EXERCISE:
For the entries that follow, state how many lines include the word "accusation", giving the number and nothing else.

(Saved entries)
-- -- --

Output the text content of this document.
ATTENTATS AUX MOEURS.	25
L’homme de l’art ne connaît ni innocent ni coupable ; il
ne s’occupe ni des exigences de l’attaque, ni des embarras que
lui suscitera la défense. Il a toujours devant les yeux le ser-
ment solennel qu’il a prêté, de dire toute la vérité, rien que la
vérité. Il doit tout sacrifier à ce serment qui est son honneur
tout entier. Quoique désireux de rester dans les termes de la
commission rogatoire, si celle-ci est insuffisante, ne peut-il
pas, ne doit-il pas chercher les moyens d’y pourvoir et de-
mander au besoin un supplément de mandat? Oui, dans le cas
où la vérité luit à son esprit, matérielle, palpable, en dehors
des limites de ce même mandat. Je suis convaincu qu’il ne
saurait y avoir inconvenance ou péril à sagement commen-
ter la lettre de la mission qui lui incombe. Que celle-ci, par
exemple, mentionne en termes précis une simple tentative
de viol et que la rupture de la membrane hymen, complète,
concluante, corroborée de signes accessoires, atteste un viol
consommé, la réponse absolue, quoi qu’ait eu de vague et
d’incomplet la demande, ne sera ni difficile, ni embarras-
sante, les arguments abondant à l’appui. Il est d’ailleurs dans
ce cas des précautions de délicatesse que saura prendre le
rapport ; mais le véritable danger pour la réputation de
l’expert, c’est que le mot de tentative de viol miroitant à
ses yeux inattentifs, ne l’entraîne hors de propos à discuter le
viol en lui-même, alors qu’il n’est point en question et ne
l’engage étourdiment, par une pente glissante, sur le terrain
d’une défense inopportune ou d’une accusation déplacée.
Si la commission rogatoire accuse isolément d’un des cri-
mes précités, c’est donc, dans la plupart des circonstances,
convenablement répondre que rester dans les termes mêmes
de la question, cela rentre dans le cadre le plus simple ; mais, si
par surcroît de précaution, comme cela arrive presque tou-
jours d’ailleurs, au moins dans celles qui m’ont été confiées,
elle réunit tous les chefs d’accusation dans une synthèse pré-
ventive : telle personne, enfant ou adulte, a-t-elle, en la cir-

-- -- --

TASK OUTPUT:
2